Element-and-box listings
— Start —

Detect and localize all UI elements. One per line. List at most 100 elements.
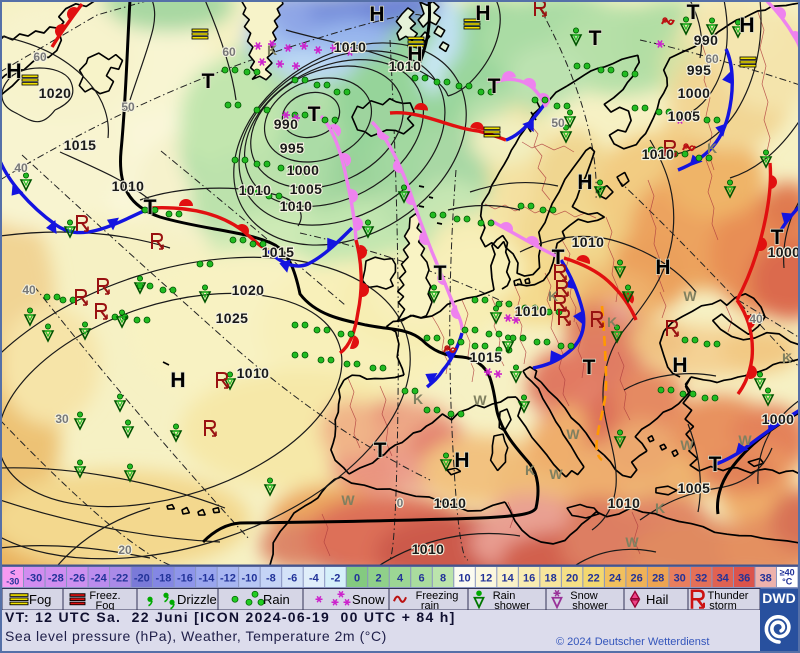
svg-text:1005: 1005 <box>678 480 711 496</box>
svg-text:1000: 1000 <box>762 411 795 427</box>
svg-text:Thunder: Thunder <box>708 590 749 602</box>
svg-text:Hail: Hail <box>646 592 669 607</box>
svg-text:1015: 1015 <box>262 244 295 260</box>
svg-text:1015: 1015 <box>470 349 503 365</box>
svg-text:W: W <box>549 466 563 482</box>
svg-text:H: H <box>407 43 422 66</box>
svg-text:50: 50 <box>551 116 565 130</box>
svg-text:30: 30 <box>674 573 686 585</box>
svg-text:60: 60 <box>33 50 47 64</box>
svg-text:T: T <box>771 226 784 249</box>
svg-text:-14: -14 <box>198 573 215 585</box>
svg-text:rain: rain <box>421 600 439 612</box>
svg-text:4: 4 <box>397 573 404 585</box>
svg-text:-2: -2 <box>331 573 341 585</box>
svg-text:W: W <box>473 392 487 408</box>
svg-text:50: 50 <box>121 100 135 114</box>
svg-text:H: H <box>6 60 21 83</box>
svg-text:shower: shower <box>572 600 608 612</box>
svg-text:-12: -12 <box>220 573 236 585</box>
svg-text:T: T <box>144 196 157 219</box>
svg-text:6: 6 <box>418 573 424 585</box>
svg-text:-24: -24 <box>91 573 108 585</box>
svg-text:© 2024 Deutscher Wetterdienst: © 2024 Deutscher Wetterdienst <box>556 636 709 648</box>
svg-text:18: 18 <box>544 573 556 585</box>
svg-text:1010: 1010 <box>239 182 272 198</box>
svg-text:H: H <box>672 354 687 377</box>
svg-text:-18: -18 <box>155 573 171 585</box>
svg-text:H: H <box>655 256 670 279</box>
svg-text:shower: shower <box>494 600 530 612</box>
svg-text:28: 28 <box>652 573 664 585</box>
svg-text:T: T <box>583 356 596 379</box>
svg-text:-20: -20 <box>134 573 150 585</box>
svg-text:Snow: Snow <box>352 592 385 607</box>
svg-text:K: K <box>267 42 277 58</box>
svg-text:24: 24 <box>609 573 622 585</box>
svg-text:T: T <box>552 246 565 269</box>
svg-text:2: 2 <box>375 573 381 585</box>
svg-text:1010: 1010 <box>280 198 313 214</box>
svg-text:K: K <box>607 314 617 330</box>
svg-text:1020: 1020 <box>39 85 72 101</box>
svg-text:40: 40 <box>14 161 28 175</box>
svg-text:Rain: Rain <box>263 592 290 607</box>
svg-text:H: H <box>369 3 384 26</box>
svg-text:1025: 1025 <box>216 310 249 326</box>
svg-text:W: W <box>683 288 697 304</box>
svg-text:1010: 1010 <box>642 146 675 162</box>
svg-text:1020: 1020 <box>232 282 265 298</box>
svg-text:1005: 1005 <box>668 108 701 124</box>
svg-text:W: W <box>680 437 694 453</box>
svg-text:H: H <box>454 449 469 472</box>
svg-text:<: < <box>10 568 15 578</box>
svg-text:40: 40 <box>22 283 36 297</box>
svg-text:20: 20 <box>118 543 132 557</box>
svg-text:Fog: Fog <box>96 600 115 612</box>
svg-text:DWD: DWD <box>762 590 795 606</box>
svg-text:H: H <box>577 171 592 194</box>
svg-text:1010: 1010 <box>515 303 548 319</box>
svg-text:1015: 1015 <box>64 137 97 153</box>
svg-text:Freezing: Freezing <box>416 590 459 602</box>
svg-text:1010: 1010 <box>412 541 445 557</box>
svg-text:0: 0 <box>354 573 360 585</box>
svg-text:Sea level pressure (hPa), Weat: Sea level pressure (hPa), Weather, Tempe… <box>5 628 387 644</box>
svg-text:-26: -26 <box>69 573 85 585</box>
svg-text:12: 12 <box>480 573 492 585</box>
svg-text:16: 16 <box>523 573 535 585</box>
svg-text:1010: 1010 <box>237 365 270 381</box>
svg-text:T: T <box>202 70 215 93</box>
svg-text:10: 10 <box>458 573 470 585</box>
svg-text:K: K <box>707 140 717 156</box>
svg-text:Drizzle: Drizzle <box>177 592 217 607</box>
svg-text:H: H <box>739 14 754 37</box>
svg-text:-30: -30 <box>26 573 42 585</box>
svg-text:T: T <box>589 27 602 50</box>
svg-text:1010: 1010 <box>334 39 367 55</box>
svg-text:-10: -10 <box>241 573 257 585</box>
svg-text:1010: 1010 <box>112 178 145 194</box>
svg-text:1010: 1010 <box>389 58 422 74</box>
svg-text:30: 30 <box>55 412 69 426</box>
svg-text:T: T <box>308 103 321 126</box>
svg-text:36: 36 <box>738 573 750 585</box>
svg-text:T: T <box>488 75 501 98</box>
svg-text:-4: -4 <box>309 573 320 585</box>
svg-text:H: H <box>170 369 185 392</box>
svg-text:32: 32 <box>695 573 707 585</box>
svg-text:26: 26 <box>630 573 642 585</box>
svg-text:-6: -6 <box>288 573 298 585</box>
svg-text:20: 20 <box>566 573 578 585</box>
svg-text:1000: 1000 <box>768 244 800 260</box>
svg-text:Fog: Fog <box>29 592 51 607</box>
svg-text:°C: °C <box>782 577 793 587</box>
svg-text:60: 60 <box>705 52 719 66</box>
svg-text:1005: 1005 <box>290 181 323 197</box>
svg-text:0: 0 <box>397 496 404 510</box>
svg-text:40: 40 <box>749 312 763 326</box>
svg-text:T: T <box>687 1 700 24</box>
svg-text:8: 8 <box>440 573 446 585</box>
svg-text:K: K <box>655 500 665 516</box>
svg-text:-30: -30 <box>6 577 19 587</box>
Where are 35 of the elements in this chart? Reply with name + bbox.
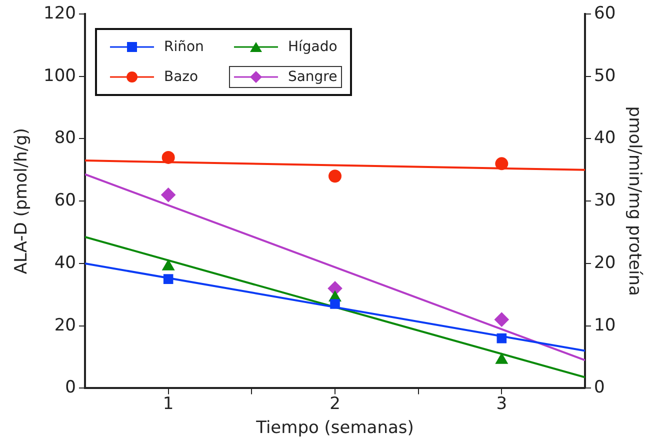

— End —

Exercise requirements:
Convert every line of the records above into a JSON list of strings, one string per line, skipping blank lines. Omit the pictures.

Written response:
[
  "Detect and localize all UI elements. One per line. List at most 100 elements.",
  "svg-text:1005: 1005 <box>678 480 711 496</box>",
  "svg-text:1000: 1000 <box>762 411 795 427</box>",
  "svg-text:Thunder: Thunder <box>708 590 749 602</box>",
  "svg-text:Hail: Hail <box>646 592 669 607</box>",
  "svg-text:1015: 1015 <box>262 244 295 260</box>",
  "svg-text:1015: 1015 <box>470 349 503 365</box>",
  "svg-text:W: W <box>549 466 563 482</box>",
  "svg-text:H: H <box>407 43 422 66</box>",
  "svg-text:50: 50 <box>551 116 565 130</box>",
  "svg-text:30: 30 <box>674 573 686 585</box>",
  "svg-text:60: 60 <box>33 50 47 64</box>",
  "svg-text:T: T <box>771 226 784 249</box>",
  "svg-text:-14: -14 <box>198 573 215 585</box>",
  "svg-text:rain: rain <box>421 600 439 612</box>",
  "svg-text:4: 4 <box>397 573 404 585</box>",
  "svg-text:-2: -2 <box>331 573 341 585</box>",
  "svg-text:W: W <box>473 392 487 408</box>",
  "svg-text:50: 50 <box>121 100 135 114</box>",
  "svg-text:H: H <box>6 60 21 83</box>",
  "svg-text:shower: shower <box>572 600 608 612</box>",
  "svg-text:-12: -12 <box>220 573 236 585</box>",
  "svg-text:T: T <box>144 196 157 219</box>",
  "svg-text:6: 6 <box>418 573 424 585</box>",
  "svg-text:-24: -24 <box>91 573 108 585</box>",
  "svg-text:© 2024 Deutscher Wetterdienst: © 2024 Deutscher Wetterdienst <box>556 636 709 648</box>",
  "svg-text:18: 18 <box>544 573 556 585</box>",
  "svg-text:1010: 1010 <box>239 182 272 198</box>",
  "svg-text:H: H <box>672 354 687 377</box>",
  "svg-text:-18: -18 <box>155 573 171 585</box>",
  "svg-text:H: H <box>655 256 670 279</box>",
  "svg-text:shower: shower <box>494 600 530 612</box>",
  "svg-text:28: 28 <box>652 573 664 585</box>",
  "svg-text:T: T <box>583 356 596 379</box>",
  "svg-text:-20: -20 <box>134 573 150 585</box>",
  "svg-text:Snow: Snow <box>352 592 385 607</box>",
  "svg-text:K: K <box>267 42 277 58</box>",
  "svg-text:24: 24 <box>609 573 622 585</box>",
  "svg-text:T: T <box>552 246 565 269</box>",
  "svg-text:2: 2 <box>375 573 381 585</box>",
  "svg-text:1010: 1010 <box>280 198 313 214</box>",
  "svg-text:K: K <box>607 314 617 330</box>",
  "svg-text:1020: 1020 <box>39 85 72 101</box>",
  "svg-text:40: 40 <box>14 161 28 175</box>",
  "svg-text:Rain: Rain <box>263 592 290 607</box>",
  "svg-text:H: H <box>369 3 384 26</box>",
  "svg-text:1025: 1025 <box>216 310 249 326</box>",
  "svg-text:W: W <box>683 288 697 304</box>",
  "svg-text:1010: 1010 <box>642 146 675 162</box>",
  "svg-text:1020: 1020 <box>232 282 265 298</box>",
  "svg-text:1005: 1005 <box>668 108 701 124</box>",
  "svg-text:W: W <box>680 437 694 453</box>",
  "svg-text:H: H <box>454 449 469 472</box>",
  "svg-text:<: < <box>10 568 15 578</box>",
  "svg-text:40: 40 <box>22 283 36 297</box>",
  "svg-text:20: 20 <box>118 543 132 557</box>",
  "svg-text:Fog: Fog <box>96 600 115 612</box>",
  "svg-text:DWD: DWD <box>762 590 795 606</box>",
  "svg-text:H: H <box>577 171 592 194</box>",
  "svg-text:1010: 1010 <box>515 303 548 319</box>",
  "svg-text:1015: 1015 <box>64 137 97 153</box>",
  "svg-text:Freezing: Freezing <box>416 590 459 602</box>",
  "svg-text:1010: 1010 <box>412 541 445 557</box>",
  "svg-text:0: 0 <box>354 573 360 585</box>",
  "svg-text:Sea level pressure (hPa), Weat: Sea level pressure (hPa), Weather, Tempe… <box>5 628 387 644</box>",
  "svg-text:-26: -26 <box>69 573 85 585</box>",
  "svg-text:12: 12 <box>480 573 492 585</box>",
  "svg-text:16: 16 <box>523 573 535 585</box>",
  "svg-text:1010: 1010 <box>237 365 270 381</box>",
  "svg-text:T: T <box>202 70 215 93</box>",
  "svg-text:10: 10 <box>458 573 470 585</box>",
  "svg-text:K: K <box>707 140 717 156</box>",
  "svg-text:Drizzle: Drizzle <box>177 592 217 607</box>",
  "svg-text:H: H <box>739 14 754 37</box>",
  "svg-text:-30: -30 <box>26 573 42 585</box>",
  "svg-text:T: T <box>589 27 602 50</box>",
  "svg-text:1010: 1010 <box>334 39 367 55</box>",
  "svg-text:-10: -10 <box>241 573 257 585</box>",
  "svg-text:1010: 1010 <box>112 178 145 194</box>",
  "svg-text:1010: 1010 <box>389 58 422 74</box>",
  "svg-text:30: 30 <box>55 412 69 426</box>",
  "svg-text:T: T <box>308 103 321 126</box>",
  "svg-text:36: 36 <box>738 573 750 585</box>",
  "svg-text:T: T <box>488 75 501 98</box>",
  "svg-text:-4: -4 <box>309 573 320 585</box>",
  "svg-text:H: H <box>170 369 185 392</box>",
  "svg-text:32: 32 <box>695 573 707 585</box>",
  "svg-text:26: 26 <box>630 573 642 585</box>",
  "svg-text:-6: -6 <box>288 573 298 585</box>",
  "svg-text:20: 20 <box>566 573 578 585</box>",
  "svg-text:1000: 1000 <box>768 244 800 260</box>",
  "svg-text:Fog: Fog <box>29 592 51 607</box>",
  "svg-text:°C: °C <box>782 577 793 587</box>",
  "svg-text:60: 60 <box>705 52 719 66</box>",
  "svg-text:1005: 1005 <box>290 181 323 197</box>",
  "svg-text:0: 0 <box>397 496 404 510</box>",
  "svg-text:40: 40 <box>749 312 763 326</box>",
  "svg-text:T: T <box>687 1 700 24</box>",
  "svg-text:8: 8 <box>440 573 446 585</box>",
  "svg-text:K: K <box>655 500 665 516</box>",
  "svg-text:-30: -30 <box>6 577 19 587</box>",
  "Where are 35 of the elements in this chart? Reply with name + bbox."
]